- TASK TO CARRY OUT
Copy every entry word for word, but skip the pictures.

[Dataset rows about figures]
— start —

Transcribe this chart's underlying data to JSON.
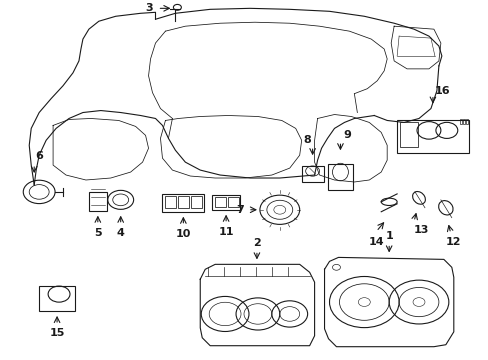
{
  "bg_color": "#ffffff",
  "line_color": "#1a1a1a",
  "lw": 0.8,
  "fig_w": 4.89,
  "fig_h": 3.6,
  "dpi": 100
}
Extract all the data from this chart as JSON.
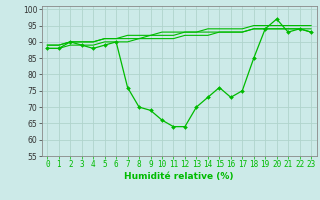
{
  "x": [
    0,
    1,
    2,
    3,
    4,
    5,
    6,
    7,
    8,
    9,
    10,
    11,
    12,
    13,
    14,
    15,
    16,
    17,
    18,
    19,
    20,
    21,
    22,
    23
  ],
  "line1": [
    88,
    88,
    90,
    89,
    88,
    89,
    90,
    76,
    70,
    69,
    66,
    64,
    64,
    70,
    73,
    76,
    73,
    75,
    85,
    94,
    97,
    93,
    94,
    93
  ],
  "line2": [
    89,
    89,
    90,
    90,
    90,
    91,
    91,
    91,
    91,
    92,
    92,
    92,
    93,
    93,
    93,
    93,
    93,
    93,
    94,
    94,
    94,
    94,
    94,
    94
  ],
  "line3": [
    89,
    89,
    90,
    90,
    90,
    91,
    91,
    92,
    92,
    92,
    93,
    93,
    93,
    93,
    94,
    94,
    94,
    94,
    95,
    95,
    95,
    95,
    95,
    95
  ],
  "line4": [
    88,
    88,
    89,
    89,
    89,
    90,
    90,
    90,
    91,
    91,
    91,
    91,
    92,
    92,
    92,
    93,
    93,
    93,
    94,
    94,
    94,
    94,
    94,
    93
  ],
  "bg_color": "#cceae8",
  "grid_color": "#b0d4cc",
  "line_color": "#00bb00",
  "xlabel": "Humidité relative (%)",
  "ylim": [
    55,
    101
  ],
  "yticks": [
    55,
    60,
    65,
    70,
    75,
    80,
    85,
    90,
    95,
    100
  ],
  "xticks": [
    0,
    1,
    2,
    3,
    4,
    5,
    6,
    7,
    8,
    9,
    10,
    11,
    12,
    13,
    14,
    15,
    16,
    17,
    18,
    19,
    20,
    21,
    22,
    23
  ],
  "xlabel_fontsize": 6.5,
  "tick_fontsize": 5.5
}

— end —

- OUTPUT FOR THIS TASK
Transcribe this chart's underlying data to JSON.
{
  "bg_color": "#ffffff",
  "line_color": "#1a1a1a",
  "lw": 0.8,
  "fig_w": 4.89,
  "fig_h": 3.6,
  "dpi": 100
}
Extract all the data from this chart as JSON.
{
  "x": [
    0,
    1,
    2,
    3,
    4,
    5,
    6,
    7,
    8,
    9,
    10,
    11,
    12,
    13,
    14,
    15,
    16,
    17,
    18,
    19,
    20,
    21,
    22,
    23
  ],
  "line1": [
    88,
    88,
    90,
    89,
    88,
    89,
    90,
    76,
    70,
    69,
    66,
    64,
    64,
    70,
    73,
    76,
    73,
    75,
    85,
    94,
    97,
    93,
    94,
    93
  ],
  "line2": [
    89,
    89,
    90,
    90,
    90,
    91,
    91,
    91,
    91,
    92,
    92,
    92,
    93,
    93,
    93,
    93,
    93,
    93,
    94,
    94,
    94,
    94,
    94,
    94
  ],
  "line3": [
    89,
    89,
    90,
    90,
    90,
    91,
    91,
    92,
    92,
    92,
    93,
    93,
    93,
    93,
    94,
    94,
    94,
    94,
    95,
    95,
    95,
    95,
    95,
    95
  ],
  "line4": [
    88,
    88,
    89,
    89,
    89,
    90,
    90,
    90,
    91,
    91,
    91,
    91,
    92,
    92,
    92,
    93,
    93,
    93,
    94,
    94,
    94,
    94,
    94,
    93
  ],
  "bg_color": "#cceae8",
  "grid_color": "#b0d4cc",
  "line_color": "#00bb00",
  "xlabel": "Humidité relative (%)",
  "ylim": [
    55,
    101
  ],
  "yticks": [
    55,
    60,
    65,
    70,
    75,
    80,
    85,
    90,
    95,
    100
  ],
  "xticks": [
    0,
    1,
    2,
    3,
    4,
    5,
    6,
    7,
    8,
    9,
    10,
    11,
    12,
    13,
    14,
    15,
    16,
    17,
    18,
    19,
    20,
    21,
    22,
    23
  ],
  "xlabel_fontsize": 6.5,
  "tick_fontsize": 5.5
}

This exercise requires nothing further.